_The problem_
Copy each line of the records that holds the string "продуктов".

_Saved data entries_
........

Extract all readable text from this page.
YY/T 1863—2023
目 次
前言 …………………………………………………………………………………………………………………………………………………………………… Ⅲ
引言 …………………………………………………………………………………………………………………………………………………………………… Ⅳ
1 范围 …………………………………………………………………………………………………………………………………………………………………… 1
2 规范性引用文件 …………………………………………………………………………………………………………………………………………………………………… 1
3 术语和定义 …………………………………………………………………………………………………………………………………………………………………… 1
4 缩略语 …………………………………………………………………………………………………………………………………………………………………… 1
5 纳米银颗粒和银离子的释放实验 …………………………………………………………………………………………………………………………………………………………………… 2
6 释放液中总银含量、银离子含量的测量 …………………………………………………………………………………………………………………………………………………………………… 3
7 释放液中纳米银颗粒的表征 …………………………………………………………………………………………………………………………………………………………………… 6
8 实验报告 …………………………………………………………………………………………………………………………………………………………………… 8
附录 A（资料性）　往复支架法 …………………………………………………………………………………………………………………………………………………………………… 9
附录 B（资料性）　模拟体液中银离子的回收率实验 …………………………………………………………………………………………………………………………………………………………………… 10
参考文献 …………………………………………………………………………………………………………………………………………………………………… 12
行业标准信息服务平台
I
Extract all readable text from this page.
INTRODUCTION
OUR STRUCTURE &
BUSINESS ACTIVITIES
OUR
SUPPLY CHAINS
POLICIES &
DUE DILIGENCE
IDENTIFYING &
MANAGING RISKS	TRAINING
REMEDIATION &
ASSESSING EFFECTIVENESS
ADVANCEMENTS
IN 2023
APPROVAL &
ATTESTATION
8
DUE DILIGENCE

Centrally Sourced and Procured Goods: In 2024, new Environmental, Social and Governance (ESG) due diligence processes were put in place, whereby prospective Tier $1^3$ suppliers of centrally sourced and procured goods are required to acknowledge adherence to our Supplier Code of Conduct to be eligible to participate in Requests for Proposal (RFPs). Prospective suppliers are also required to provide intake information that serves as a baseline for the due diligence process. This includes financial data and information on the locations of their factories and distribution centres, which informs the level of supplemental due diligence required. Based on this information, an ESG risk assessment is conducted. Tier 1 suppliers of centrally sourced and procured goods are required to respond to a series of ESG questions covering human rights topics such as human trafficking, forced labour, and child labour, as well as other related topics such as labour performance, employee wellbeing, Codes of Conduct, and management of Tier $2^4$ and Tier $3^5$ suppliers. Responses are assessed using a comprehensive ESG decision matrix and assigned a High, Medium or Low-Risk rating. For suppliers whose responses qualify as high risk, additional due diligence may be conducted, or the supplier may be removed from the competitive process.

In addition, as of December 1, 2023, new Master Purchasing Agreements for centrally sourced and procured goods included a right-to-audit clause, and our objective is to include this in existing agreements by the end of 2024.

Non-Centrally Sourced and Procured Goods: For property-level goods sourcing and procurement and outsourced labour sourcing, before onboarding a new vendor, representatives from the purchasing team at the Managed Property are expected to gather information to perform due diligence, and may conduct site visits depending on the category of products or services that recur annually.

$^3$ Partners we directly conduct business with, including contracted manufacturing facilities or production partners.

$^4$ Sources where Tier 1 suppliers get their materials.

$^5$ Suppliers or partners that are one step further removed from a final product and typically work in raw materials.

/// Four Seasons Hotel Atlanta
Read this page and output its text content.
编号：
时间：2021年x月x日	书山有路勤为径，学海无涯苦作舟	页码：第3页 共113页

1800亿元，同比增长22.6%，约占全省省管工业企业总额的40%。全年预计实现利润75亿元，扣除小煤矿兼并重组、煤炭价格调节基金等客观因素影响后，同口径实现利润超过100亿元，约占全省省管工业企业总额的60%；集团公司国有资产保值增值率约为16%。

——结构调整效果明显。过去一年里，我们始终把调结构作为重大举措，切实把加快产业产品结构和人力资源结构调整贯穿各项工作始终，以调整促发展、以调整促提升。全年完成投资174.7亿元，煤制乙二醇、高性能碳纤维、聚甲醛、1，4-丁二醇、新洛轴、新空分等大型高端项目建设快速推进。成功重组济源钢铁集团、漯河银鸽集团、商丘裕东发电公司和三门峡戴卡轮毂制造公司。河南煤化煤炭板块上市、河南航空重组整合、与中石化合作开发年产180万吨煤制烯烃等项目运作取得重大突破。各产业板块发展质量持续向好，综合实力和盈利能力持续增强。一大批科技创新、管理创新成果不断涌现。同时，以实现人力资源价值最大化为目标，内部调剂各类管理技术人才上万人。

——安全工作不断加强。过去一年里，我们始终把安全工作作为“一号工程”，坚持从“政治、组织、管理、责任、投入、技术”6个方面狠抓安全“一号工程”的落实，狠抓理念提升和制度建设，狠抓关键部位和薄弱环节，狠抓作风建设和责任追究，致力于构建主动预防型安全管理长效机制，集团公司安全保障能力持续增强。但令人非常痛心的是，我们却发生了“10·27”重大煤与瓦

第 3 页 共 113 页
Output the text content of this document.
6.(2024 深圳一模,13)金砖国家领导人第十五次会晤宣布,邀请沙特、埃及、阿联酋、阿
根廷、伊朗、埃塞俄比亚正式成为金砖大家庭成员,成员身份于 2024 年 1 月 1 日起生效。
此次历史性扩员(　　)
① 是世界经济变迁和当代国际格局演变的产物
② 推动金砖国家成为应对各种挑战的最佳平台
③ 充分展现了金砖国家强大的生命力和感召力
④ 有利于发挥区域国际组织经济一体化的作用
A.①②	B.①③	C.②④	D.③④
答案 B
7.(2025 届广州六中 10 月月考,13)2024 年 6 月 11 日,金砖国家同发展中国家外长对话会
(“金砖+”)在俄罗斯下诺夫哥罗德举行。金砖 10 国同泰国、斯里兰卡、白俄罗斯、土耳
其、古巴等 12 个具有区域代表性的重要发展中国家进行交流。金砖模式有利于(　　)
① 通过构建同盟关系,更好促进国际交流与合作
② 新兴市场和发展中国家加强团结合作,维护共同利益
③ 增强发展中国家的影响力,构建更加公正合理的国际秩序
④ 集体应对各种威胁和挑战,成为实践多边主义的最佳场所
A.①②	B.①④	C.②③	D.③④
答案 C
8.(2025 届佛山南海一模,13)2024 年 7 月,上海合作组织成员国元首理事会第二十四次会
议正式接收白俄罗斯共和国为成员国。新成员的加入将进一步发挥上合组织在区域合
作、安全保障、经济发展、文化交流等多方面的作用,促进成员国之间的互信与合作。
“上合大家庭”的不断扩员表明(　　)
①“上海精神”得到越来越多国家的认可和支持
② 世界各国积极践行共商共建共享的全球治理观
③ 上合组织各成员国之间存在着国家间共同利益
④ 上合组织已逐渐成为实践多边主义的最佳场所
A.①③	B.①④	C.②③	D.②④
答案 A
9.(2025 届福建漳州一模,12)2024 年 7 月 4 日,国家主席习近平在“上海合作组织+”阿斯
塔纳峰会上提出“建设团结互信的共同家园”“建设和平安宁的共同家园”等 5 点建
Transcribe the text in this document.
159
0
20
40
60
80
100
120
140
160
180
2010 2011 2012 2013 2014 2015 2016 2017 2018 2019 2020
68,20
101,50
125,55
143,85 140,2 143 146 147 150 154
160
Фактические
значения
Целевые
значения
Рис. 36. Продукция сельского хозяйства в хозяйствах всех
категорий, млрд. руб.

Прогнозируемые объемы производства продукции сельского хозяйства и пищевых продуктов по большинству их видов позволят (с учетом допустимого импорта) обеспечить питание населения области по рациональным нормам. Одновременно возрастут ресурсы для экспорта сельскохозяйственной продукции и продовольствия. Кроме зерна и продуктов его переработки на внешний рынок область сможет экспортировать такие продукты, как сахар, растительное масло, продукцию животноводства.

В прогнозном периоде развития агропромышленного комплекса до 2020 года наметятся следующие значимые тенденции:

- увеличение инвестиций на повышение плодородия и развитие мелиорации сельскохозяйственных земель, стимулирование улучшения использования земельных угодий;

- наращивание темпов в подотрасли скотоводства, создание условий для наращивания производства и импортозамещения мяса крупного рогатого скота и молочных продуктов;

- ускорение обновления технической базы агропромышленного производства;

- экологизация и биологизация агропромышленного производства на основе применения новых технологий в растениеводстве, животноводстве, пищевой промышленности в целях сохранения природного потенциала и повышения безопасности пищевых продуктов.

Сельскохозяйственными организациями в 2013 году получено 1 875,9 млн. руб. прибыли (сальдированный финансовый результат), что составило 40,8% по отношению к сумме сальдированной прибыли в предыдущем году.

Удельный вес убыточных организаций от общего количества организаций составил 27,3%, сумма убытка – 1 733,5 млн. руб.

........

_Response to this task_
Прогнозируемые объемы производства продукции сельского хозяйства и пищевых продуктов по большинству их видов позволят (с учетом допустимого импорта) обеспечить питание населения области по рациональным нормам. Одновременно возрастут ресурсы для экспорта сельскохозяйственной продукции и продовольствия. Кроме зерна и продуктов его переработки на внешний рынок область сможет экспортировать такие продукты, как сахар, растительное масло, продукцию животноводства.
- наращивание темпов в подотрасли скотоводства, создание условий для наращивания производства и импортозамещения мяса крупного рогатого скота и молочных продуктов;
- экологизация и биологизация агропромышленного производства на основе применения новых технологий в растениеводстве, животноводстве, пищевой промышленности в целях сохранения природного потенциала и повышения безопасности пищевых продуктов.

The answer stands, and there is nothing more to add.